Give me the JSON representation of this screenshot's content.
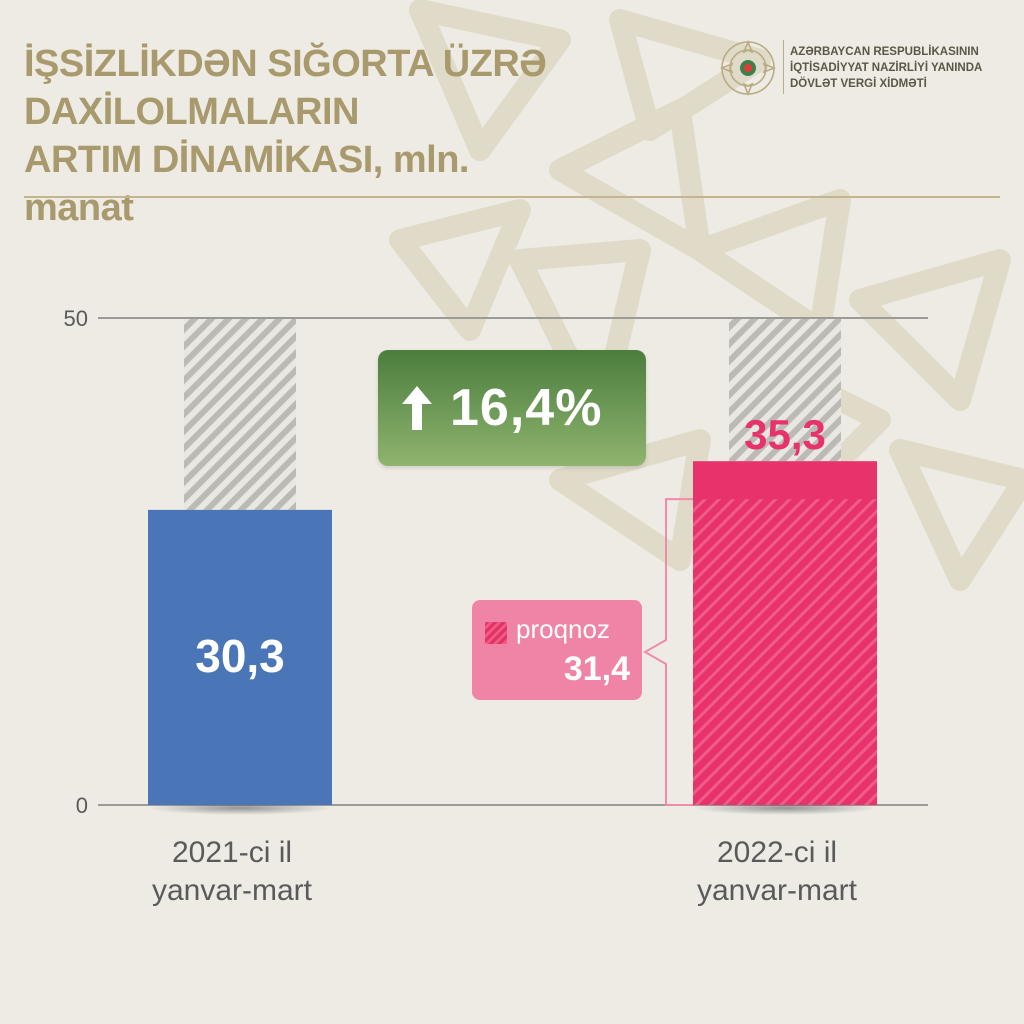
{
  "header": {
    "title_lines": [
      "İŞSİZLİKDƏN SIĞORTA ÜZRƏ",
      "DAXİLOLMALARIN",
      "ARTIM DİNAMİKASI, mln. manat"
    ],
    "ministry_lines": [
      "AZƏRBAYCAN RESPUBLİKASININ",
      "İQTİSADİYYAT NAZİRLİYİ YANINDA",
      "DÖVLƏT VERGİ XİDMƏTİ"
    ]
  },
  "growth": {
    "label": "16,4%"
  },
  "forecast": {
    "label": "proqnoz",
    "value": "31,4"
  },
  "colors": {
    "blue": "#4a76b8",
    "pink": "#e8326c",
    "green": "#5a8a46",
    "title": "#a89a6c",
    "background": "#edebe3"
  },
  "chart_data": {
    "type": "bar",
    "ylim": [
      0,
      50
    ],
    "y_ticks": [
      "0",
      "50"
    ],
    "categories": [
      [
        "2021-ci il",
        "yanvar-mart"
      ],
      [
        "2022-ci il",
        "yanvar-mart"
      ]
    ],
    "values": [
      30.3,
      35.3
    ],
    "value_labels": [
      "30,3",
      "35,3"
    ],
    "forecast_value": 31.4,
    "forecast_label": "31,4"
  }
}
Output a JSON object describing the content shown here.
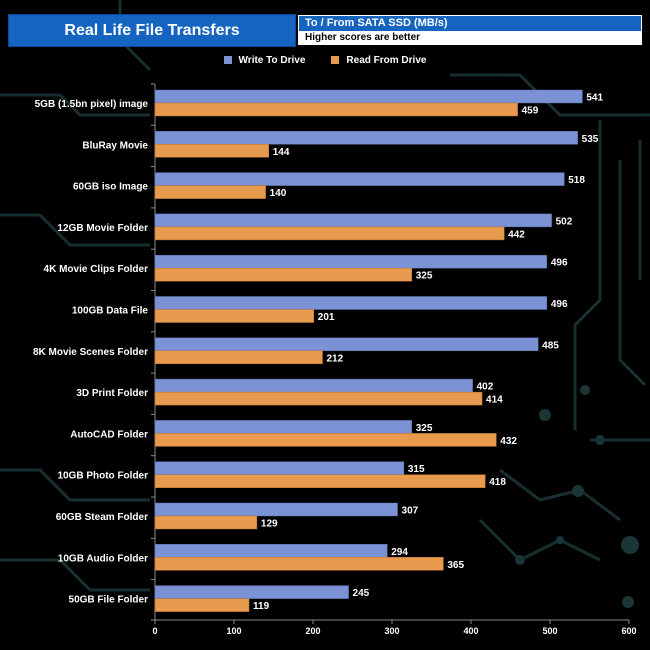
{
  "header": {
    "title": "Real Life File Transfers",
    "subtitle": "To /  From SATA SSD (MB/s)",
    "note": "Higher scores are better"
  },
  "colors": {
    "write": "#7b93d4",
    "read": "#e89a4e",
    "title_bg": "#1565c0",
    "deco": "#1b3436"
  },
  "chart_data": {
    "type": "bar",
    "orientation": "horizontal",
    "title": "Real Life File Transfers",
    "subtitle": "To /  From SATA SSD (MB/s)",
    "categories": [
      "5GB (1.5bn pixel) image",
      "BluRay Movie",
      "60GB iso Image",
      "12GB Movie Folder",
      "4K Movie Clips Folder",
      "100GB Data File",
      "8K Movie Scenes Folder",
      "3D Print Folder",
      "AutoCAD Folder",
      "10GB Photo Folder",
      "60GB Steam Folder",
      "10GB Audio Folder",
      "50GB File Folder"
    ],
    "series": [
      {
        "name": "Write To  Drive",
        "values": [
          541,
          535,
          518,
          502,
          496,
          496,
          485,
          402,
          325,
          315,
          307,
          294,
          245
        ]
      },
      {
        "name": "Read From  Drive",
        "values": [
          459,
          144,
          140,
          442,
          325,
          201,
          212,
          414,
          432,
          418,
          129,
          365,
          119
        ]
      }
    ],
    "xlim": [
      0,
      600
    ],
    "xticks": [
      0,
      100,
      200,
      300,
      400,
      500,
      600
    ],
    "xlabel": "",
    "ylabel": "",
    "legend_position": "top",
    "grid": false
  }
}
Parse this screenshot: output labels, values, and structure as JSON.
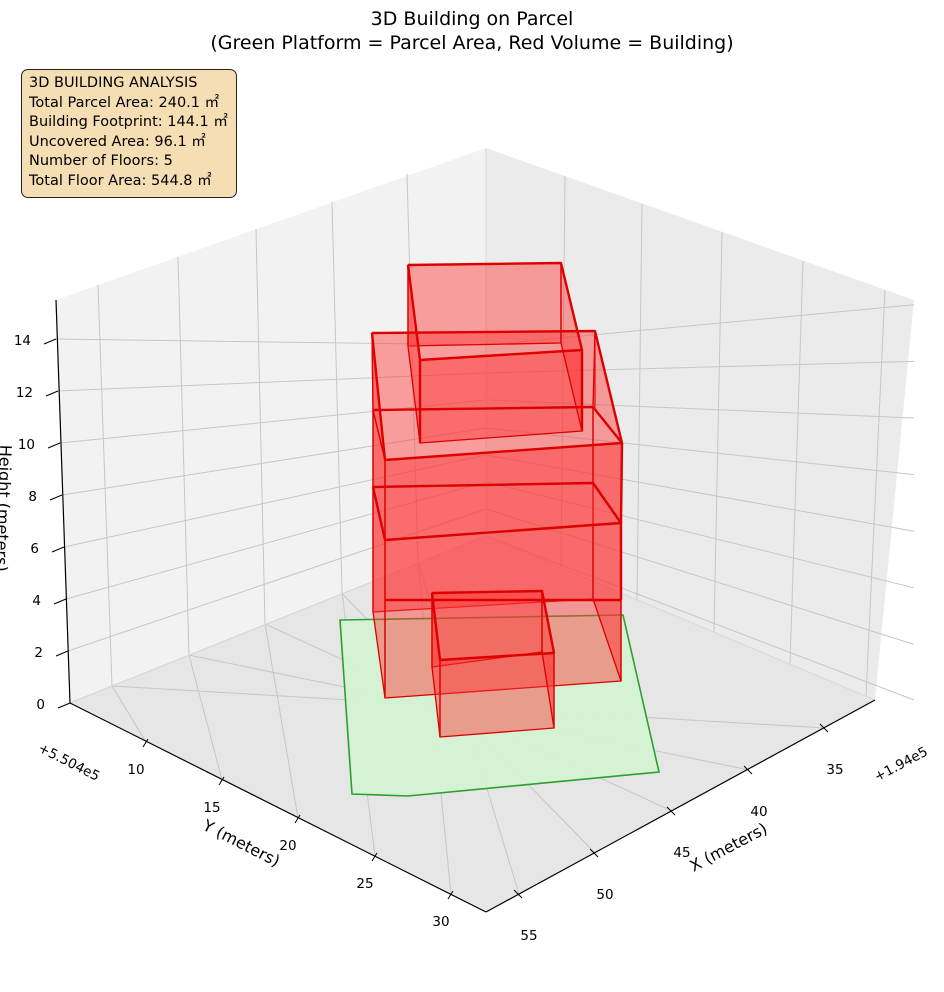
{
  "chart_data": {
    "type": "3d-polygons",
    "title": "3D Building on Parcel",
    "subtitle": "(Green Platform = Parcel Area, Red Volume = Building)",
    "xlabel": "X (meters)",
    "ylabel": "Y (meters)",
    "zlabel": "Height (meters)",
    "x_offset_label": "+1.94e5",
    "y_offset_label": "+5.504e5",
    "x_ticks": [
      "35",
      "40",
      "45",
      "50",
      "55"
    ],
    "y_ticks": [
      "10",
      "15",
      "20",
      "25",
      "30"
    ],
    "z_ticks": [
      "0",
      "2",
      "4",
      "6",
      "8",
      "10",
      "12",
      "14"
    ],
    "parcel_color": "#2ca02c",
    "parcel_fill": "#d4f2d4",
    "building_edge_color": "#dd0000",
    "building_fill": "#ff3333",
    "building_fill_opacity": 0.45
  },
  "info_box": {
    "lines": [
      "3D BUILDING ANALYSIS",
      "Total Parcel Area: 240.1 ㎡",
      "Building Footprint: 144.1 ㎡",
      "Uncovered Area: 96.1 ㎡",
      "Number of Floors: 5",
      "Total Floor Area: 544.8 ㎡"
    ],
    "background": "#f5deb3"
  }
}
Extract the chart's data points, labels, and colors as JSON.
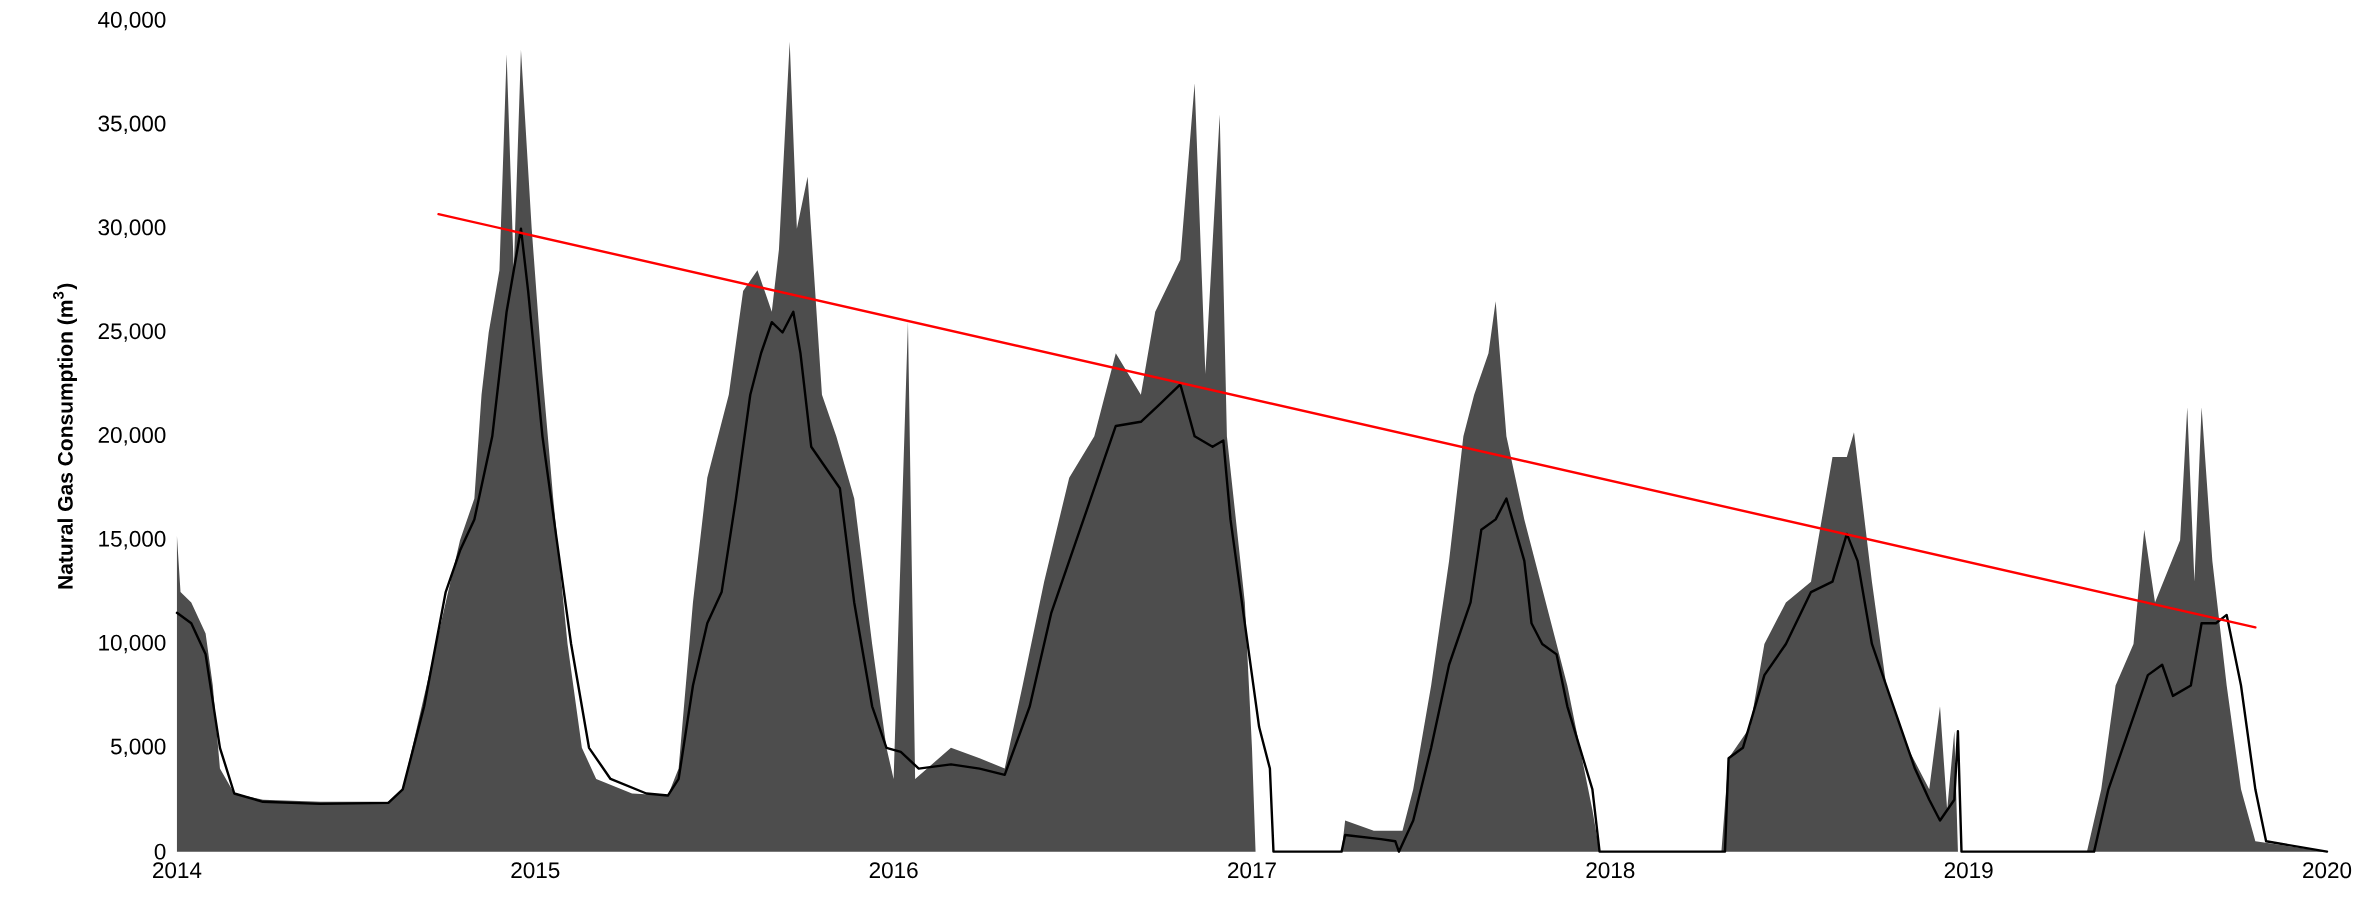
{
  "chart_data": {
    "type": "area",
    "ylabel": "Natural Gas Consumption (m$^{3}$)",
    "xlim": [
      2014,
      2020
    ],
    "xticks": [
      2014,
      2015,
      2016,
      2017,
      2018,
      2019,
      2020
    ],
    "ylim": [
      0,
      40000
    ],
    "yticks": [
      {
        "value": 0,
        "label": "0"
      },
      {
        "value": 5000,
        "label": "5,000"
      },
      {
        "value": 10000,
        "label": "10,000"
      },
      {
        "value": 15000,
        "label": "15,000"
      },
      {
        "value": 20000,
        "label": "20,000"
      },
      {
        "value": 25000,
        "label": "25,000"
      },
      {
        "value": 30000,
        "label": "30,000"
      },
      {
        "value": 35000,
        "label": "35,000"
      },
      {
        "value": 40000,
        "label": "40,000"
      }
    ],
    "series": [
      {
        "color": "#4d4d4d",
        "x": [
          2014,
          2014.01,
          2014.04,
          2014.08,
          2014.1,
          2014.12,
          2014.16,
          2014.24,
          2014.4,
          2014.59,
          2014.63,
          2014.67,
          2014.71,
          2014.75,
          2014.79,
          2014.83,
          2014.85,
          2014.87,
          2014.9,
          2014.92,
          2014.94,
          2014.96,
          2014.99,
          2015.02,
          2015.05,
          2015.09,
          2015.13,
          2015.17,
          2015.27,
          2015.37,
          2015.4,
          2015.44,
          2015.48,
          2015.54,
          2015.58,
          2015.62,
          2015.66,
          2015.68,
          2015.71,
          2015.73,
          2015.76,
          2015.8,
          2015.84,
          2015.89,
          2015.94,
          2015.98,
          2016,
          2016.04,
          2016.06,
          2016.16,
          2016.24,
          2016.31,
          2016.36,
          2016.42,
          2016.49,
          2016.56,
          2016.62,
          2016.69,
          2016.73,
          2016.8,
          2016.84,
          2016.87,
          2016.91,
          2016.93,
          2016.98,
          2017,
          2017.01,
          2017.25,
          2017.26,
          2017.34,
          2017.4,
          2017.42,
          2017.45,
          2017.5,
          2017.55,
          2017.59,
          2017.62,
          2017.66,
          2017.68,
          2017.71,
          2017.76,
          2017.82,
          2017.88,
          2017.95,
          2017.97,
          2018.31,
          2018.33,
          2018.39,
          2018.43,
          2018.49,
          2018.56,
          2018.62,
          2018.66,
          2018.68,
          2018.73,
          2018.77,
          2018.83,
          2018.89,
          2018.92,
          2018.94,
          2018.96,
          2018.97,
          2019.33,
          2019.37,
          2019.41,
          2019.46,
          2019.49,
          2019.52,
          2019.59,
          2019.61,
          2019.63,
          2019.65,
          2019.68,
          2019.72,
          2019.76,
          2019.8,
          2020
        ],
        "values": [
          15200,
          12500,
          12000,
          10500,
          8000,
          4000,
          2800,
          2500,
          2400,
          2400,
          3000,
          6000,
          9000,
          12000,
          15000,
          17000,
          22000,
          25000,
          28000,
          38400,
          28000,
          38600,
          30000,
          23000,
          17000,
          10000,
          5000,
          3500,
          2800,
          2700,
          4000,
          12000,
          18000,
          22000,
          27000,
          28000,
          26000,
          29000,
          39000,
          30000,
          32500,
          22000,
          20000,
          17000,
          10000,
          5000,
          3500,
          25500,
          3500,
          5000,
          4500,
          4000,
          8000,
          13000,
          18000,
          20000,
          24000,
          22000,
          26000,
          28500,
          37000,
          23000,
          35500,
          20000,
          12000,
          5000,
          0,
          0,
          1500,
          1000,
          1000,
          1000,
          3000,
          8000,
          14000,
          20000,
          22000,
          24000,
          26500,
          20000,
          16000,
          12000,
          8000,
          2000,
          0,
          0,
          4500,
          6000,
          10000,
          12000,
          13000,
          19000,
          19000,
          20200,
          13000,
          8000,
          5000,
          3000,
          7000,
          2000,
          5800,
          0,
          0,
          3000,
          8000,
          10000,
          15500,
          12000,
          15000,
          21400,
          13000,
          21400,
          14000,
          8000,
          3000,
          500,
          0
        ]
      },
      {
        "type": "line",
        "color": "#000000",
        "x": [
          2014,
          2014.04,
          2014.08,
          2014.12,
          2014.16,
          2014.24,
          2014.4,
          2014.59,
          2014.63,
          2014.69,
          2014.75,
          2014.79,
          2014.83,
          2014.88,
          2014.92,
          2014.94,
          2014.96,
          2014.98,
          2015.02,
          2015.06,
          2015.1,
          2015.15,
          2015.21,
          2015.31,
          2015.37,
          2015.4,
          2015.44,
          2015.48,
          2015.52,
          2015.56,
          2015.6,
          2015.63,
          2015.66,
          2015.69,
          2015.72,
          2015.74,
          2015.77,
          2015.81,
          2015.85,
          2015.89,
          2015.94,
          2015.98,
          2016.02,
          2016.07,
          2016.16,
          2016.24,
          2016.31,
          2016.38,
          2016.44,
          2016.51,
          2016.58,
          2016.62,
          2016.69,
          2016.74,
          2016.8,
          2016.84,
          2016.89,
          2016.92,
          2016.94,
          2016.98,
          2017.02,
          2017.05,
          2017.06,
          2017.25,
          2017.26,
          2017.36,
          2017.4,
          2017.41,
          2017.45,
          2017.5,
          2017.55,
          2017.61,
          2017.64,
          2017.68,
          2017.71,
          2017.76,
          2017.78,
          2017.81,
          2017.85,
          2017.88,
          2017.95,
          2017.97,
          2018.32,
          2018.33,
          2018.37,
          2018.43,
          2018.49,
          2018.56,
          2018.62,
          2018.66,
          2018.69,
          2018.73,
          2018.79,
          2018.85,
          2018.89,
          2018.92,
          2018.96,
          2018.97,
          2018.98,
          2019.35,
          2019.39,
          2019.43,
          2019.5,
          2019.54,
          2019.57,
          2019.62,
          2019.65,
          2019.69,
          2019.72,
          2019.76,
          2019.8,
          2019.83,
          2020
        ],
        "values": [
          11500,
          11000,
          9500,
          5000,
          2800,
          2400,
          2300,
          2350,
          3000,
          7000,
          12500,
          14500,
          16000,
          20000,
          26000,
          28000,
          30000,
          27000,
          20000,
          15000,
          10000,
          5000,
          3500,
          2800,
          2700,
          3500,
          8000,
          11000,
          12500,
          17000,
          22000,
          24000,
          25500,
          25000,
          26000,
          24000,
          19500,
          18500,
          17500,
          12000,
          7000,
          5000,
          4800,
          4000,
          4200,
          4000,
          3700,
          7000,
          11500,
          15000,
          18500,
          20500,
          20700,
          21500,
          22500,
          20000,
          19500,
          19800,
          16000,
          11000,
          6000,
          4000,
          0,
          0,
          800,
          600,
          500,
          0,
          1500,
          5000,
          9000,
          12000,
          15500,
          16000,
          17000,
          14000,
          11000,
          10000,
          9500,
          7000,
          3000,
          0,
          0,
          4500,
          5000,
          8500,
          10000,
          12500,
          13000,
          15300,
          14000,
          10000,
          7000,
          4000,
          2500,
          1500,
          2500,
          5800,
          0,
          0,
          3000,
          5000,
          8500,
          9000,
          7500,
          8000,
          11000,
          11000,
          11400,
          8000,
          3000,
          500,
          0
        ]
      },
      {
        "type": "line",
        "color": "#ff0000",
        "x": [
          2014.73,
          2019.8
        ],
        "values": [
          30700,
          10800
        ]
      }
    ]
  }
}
--
■ **PROBLEM STATEMENT**: Gather, from the listing above, every line carrying the word "meters".

■ **SOLUTION FOR THIS TASK**:
    "xlabel": "X (meters)",
    "ylabel": "Y (meters)",
    "zlabel": "Height (meters)",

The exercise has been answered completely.